• Work instructions:
State only how many lines in the material below contain the string "look", matching case exactly.

• Data for this exercise:
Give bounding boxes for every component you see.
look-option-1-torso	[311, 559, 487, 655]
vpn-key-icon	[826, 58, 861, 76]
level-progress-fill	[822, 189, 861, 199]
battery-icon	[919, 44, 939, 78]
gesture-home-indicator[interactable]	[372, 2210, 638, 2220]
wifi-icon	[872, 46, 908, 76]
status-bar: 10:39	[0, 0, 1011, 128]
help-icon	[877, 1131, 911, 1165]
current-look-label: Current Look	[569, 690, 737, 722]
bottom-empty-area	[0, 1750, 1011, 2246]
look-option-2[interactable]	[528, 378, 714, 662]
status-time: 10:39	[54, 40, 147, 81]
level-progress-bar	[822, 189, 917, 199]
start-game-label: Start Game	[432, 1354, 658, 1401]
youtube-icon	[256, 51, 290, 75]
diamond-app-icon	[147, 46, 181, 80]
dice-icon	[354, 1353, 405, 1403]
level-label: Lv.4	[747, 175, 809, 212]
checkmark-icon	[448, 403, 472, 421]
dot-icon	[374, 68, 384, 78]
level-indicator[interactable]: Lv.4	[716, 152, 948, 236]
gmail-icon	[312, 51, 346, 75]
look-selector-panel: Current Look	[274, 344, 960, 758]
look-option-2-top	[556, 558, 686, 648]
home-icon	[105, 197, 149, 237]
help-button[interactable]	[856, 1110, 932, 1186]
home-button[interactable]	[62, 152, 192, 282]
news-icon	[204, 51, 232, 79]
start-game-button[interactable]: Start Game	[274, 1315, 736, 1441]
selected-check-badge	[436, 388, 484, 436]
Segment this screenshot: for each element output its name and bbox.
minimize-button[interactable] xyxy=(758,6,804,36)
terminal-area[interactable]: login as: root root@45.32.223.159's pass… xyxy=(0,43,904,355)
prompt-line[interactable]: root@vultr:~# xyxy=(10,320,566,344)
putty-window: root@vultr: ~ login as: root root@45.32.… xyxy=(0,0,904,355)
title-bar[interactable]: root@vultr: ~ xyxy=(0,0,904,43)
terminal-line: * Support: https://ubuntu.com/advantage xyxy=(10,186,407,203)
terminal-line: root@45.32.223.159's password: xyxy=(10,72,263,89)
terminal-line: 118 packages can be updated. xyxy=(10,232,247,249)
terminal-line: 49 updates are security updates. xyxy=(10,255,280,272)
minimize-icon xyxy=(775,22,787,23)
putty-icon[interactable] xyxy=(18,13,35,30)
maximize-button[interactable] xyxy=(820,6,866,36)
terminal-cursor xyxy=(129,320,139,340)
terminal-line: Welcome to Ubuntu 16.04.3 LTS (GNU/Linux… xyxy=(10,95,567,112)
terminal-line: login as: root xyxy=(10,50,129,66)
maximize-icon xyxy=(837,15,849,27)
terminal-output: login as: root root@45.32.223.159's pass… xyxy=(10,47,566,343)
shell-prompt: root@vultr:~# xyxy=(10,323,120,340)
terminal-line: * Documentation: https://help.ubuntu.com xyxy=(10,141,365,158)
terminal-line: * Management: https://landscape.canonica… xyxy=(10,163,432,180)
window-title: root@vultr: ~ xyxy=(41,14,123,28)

• Exercise answer:
5